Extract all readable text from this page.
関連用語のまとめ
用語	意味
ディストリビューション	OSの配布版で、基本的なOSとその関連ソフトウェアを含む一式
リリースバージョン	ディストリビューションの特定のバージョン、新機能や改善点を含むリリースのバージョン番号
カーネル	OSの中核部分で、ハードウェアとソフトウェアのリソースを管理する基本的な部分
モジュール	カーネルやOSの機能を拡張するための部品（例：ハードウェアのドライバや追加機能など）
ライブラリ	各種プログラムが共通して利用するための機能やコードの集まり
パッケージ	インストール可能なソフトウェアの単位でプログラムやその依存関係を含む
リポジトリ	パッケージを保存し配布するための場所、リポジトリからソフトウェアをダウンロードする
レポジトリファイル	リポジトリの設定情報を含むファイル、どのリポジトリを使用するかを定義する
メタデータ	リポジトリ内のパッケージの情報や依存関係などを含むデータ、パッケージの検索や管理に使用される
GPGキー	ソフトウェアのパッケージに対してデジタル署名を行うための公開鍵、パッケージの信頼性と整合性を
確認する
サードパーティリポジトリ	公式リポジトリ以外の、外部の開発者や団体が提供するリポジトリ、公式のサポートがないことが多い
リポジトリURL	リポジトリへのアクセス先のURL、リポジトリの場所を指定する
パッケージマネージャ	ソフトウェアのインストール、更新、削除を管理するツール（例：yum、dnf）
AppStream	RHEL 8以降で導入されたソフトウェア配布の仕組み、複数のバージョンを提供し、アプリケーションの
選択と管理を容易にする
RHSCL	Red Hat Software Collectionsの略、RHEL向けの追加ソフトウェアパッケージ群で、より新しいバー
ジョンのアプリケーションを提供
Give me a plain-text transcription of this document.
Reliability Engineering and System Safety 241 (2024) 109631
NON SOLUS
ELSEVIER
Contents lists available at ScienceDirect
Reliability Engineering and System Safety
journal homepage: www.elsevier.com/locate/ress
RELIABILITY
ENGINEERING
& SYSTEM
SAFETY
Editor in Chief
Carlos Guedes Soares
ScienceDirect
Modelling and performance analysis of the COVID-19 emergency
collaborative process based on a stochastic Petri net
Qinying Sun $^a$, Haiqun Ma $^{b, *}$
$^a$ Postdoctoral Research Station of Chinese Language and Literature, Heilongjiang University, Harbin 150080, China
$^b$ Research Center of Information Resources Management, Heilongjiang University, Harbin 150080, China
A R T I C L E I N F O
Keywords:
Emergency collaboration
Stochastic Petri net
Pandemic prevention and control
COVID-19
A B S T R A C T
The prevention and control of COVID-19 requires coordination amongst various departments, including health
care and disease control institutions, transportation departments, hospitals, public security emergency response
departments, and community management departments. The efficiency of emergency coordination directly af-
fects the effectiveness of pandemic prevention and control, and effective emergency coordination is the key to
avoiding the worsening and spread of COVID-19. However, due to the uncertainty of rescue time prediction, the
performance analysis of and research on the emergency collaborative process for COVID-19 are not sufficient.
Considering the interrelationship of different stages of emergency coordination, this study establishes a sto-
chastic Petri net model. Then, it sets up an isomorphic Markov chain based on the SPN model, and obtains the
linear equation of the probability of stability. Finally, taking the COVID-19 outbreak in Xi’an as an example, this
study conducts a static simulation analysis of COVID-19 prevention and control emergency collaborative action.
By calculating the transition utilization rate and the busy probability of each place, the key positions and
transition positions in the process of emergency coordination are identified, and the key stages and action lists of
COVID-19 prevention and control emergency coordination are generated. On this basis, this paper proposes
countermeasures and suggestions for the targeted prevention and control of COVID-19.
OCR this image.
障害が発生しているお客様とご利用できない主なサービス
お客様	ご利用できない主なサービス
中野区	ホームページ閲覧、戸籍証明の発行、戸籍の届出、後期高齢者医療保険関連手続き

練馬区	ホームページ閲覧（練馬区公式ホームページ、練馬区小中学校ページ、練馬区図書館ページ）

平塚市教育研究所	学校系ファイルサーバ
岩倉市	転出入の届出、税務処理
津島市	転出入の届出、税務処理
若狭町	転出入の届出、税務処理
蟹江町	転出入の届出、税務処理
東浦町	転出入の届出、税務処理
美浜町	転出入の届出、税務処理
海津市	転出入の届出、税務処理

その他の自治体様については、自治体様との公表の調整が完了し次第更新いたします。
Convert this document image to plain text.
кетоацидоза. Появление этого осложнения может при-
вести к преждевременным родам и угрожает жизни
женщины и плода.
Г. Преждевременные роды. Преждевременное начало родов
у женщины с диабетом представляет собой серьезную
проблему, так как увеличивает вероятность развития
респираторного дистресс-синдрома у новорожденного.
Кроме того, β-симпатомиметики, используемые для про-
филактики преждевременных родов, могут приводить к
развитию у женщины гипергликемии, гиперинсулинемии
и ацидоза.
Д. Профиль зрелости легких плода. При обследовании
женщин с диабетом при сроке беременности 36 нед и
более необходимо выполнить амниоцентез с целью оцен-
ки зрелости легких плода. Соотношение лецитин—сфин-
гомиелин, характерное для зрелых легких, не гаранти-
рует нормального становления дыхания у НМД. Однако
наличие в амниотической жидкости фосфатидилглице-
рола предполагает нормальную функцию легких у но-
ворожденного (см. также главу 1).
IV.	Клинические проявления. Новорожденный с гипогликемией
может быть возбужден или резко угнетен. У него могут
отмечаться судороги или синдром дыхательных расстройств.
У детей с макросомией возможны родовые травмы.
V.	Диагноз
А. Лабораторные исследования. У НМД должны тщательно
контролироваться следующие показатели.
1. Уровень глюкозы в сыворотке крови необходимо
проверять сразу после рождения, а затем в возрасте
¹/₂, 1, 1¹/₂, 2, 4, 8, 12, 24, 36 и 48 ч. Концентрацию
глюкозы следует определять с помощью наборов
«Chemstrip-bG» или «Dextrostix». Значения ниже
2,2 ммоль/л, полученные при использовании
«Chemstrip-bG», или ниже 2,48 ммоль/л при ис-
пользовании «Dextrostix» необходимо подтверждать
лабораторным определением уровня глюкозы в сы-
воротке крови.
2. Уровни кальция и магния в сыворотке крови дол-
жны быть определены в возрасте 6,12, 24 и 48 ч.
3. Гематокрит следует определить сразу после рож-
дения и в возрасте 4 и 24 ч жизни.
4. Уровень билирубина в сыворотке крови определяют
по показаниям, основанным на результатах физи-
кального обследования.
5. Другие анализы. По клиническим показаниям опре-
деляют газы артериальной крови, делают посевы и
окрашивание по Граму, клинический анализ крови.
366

::::::::

◆ Your goal: State how many lines of the data include the word "после", with nothing else.

◆ Answer to the task: 2